#### Entries provided ####

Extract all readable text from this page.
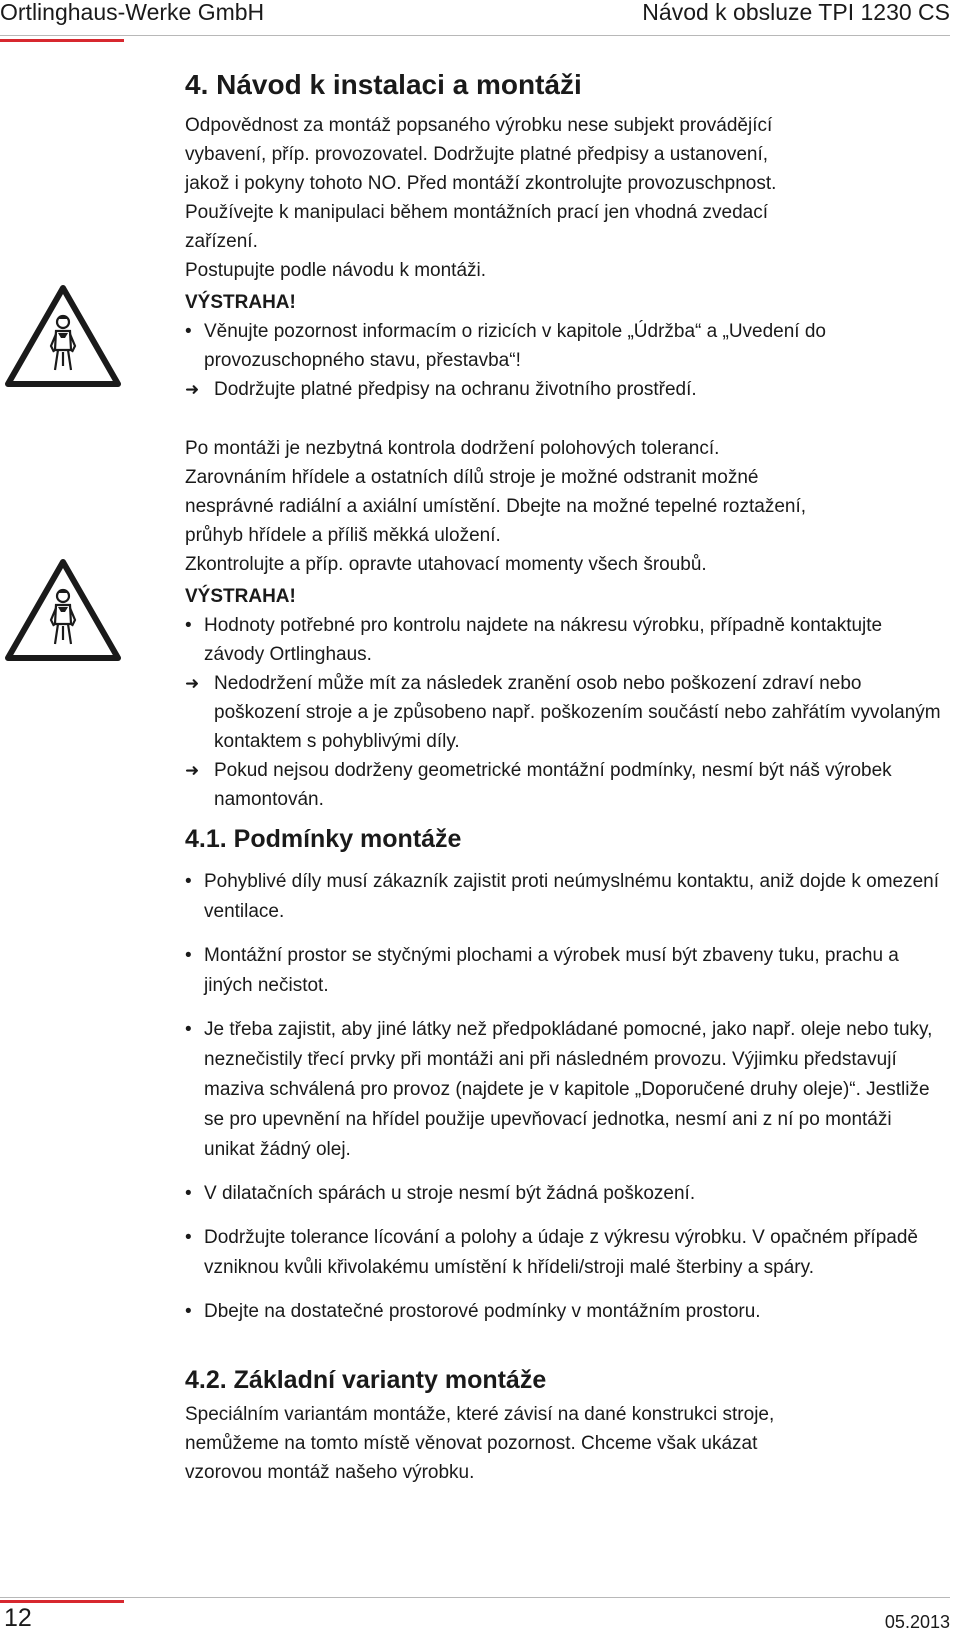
Ortlinghaus-Werke GmbH	Návod k obsluze TPI 1230 CS
4. Návod k instalaci a montáži

Odpovědnost za montáž popsaného výrobku nese subjekt provádějící

vybavení, příp. provozovatel. Dodržujte platné předpisy a ustanovení,

jakož i pokyny tohoto NO. Před montáží zkontrolujte provozuschpnost.

Používejte k manipulaci během montážních prací jen vhodná zvedací

zařízení.

Postupujte podle návodu k montáži.

VÝSTRAHA!
• Věnujte pozornost informacím o rizicích v kapitole „Údržba“ a „Uvedení do provozuschopného stavu, přestavba“!
➜ Dodržujte platné předpisy na ochranu životního prostředí.

Po montáži je nezbytná kontrola dodržení polohových tolerancí.

Zarovnáním hřídele a ostatních dílů stroje je možné odstranit možné

nesprávné radiální a axiální umístění. Dbejte na možné tepelné roztažení,

průhyb hřídele a příliš měkká uložení.

Zkontrolujte a příp. opravte utahovací momenty všech šroubů.

VÝSTRAHA!
• Hodnoty potřebné pro kontrolu najdete na nákresu výrobku, případně kontaktujte závody Ortlinghaus.
➜ Nedodržení může mít za následek zranění osob nebo poškození zdraví nebo poškození stroje a je způsobeno např. poškozením součástí nebo zahřátím vyvolaným kontaktem s pohyblivými díly.
➜ Pokud nejsou dodrženy geometrické montážní podmínky, nesmí být náš výrobek namontován.
4.1. Podmínky montáže
• Pohyblivé díly musí zákazník zajistit proti neúmyslnému kontaktu, aniž dojde k omezení ventilace.
• Montážní prostor se styčnými plochami a výrobek musí být zbaveny tuku, prachu a jiných nečistot.
• Je třeba zajistit, aby jiné látky než předpokládané pomocné, jako např. oleje nebo tuky, neznečistily třecí prvky při montáži ani při následném provozu. Výjimku představují maziva schválená pro provoz (najdete je v kapitole „Doporučené druhy oleje)“. Jestliže se pro upevnění na hřídel použije upevňovací jednotka, nesmí ani z ní po montáži unikat žádný olej.
• V dilatačních spárách u stroje nesmí být žádná poškození.
• Dodržujte tolerance lícování a polohy a údaje z výkresu výrobku. V opačném případě vzniknou kvůli křivolakému umístění k hřídeli/stroji malé šterbiny a spáry.
• Dbejte na dostatečné prostorové podmínky v montážním prostoru.
4.2. Základní varianty montáže

Speciálním variantám montáže, které závisí na dané konstrukci stroje,

nemůžeme na tomto místě věnovat pozornost. Chceme však ukázat

vzorovou montáž našeho výrobku.

12	05.2013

####

Requirements: Every record gets retyped exactly; no picture goes into the copy.

Answer below:
Extract all readable text from this page.
Ortlinghaus-Werke GmbH	Návod k obsluze TPI 1230 CS
4. Návod k instalaci a montáži

Odpovědnost za montáž popsaného výrobku nese subjekt provádějící

vybavení, příp. provozovatel. Dodržujte platné předpisy a ustanovení,

jakož i pokyny tohoto NO. Před montáží zkontrolujte provozuschpnost.

Používejte k manipulaci během montážních prací jen vhodná zvedací

zařízení.

Postupujte podle návodu k montáži.

VÝSTRAHA!
• Věnujte pozornost informacím o rizicích v kapitole „Údržba“ a „Uvedení do provozuschopného stavu, přestavba“!
➜ Dodržujte platné předpisy na ochranu životního prostředí.

Po montáži je nezbytná kontrola dodržení polohových tolerancí.

Zarovnáním hřídele a ostatních dílů stroje je možné odstranit možné

nesprávné radiální a axiální umístění. Dbejte na možné tepelné roztažení,

průhyb hřídele a příliš měkká uložení.

Zkontrolujte a příp. opravte utahovací momenty všech šroubů.

VÝSTRAHA!
• Hodnoty potřebné pro kontrolu najdete na nákresu výrobku, případně kontaktujte závody Ortlinghaus.
➜ Nedodržení může mít za následek zranění osob nebo poškození zdraví nebo poškození stroje a je způsobeno např. poškozením součástí nebo zahřátím vyvolaným kontaktem s pohyblivými díly.
➜ Pokud nejsou dodrženy geometrické montážní podmínky, nesmí být náš výrobek namontován.
4.1. Podmínky montáže
• Pohyblivé díly musí zákazník zajistit proti neúmyslnému kontaktu, aniž dojde k omezení ventilace.
• Montážní prostor se styčnými plochami a výrobek musí být zbaveny tuku, prachu a jiných nečistot.
• Je třeba zajistit, aby jiné látky než předpokládané pomocné, jako např. oleje nebo tuky, neznečistily třecí prvky při montáži ani při následném provozu. Výjimku představují maziva schválená pro provoz (najdete je v kapitole „Doporučené druhy oleje)“. Jestliže se pro upevnění na hřídel použije upevňovací jednotka, nesmí ani z ní po montáži unikat žádný olej.
• V dilatačních spárách u stroje nesmí být žádná poškození.
• Dodržujte tolerance lícování a polohy a údaje z výkresu výrobku. V opačném případě vzniknou kvůli křivolakému umístění k hřídeli/stroji malé šterbiny a spáry.
• Dbejte na dostatečné prostorové podmínky v montážním prostoru.
4.2. Základní varianty montáže

Speciálním variantám montáže, které závisí na dané konstrukci stroje,

nemůžeme na tomto místě věnovat pozornost. Chceme však ukázat

vzorovou montáž našeho výrobku.

12	05.2013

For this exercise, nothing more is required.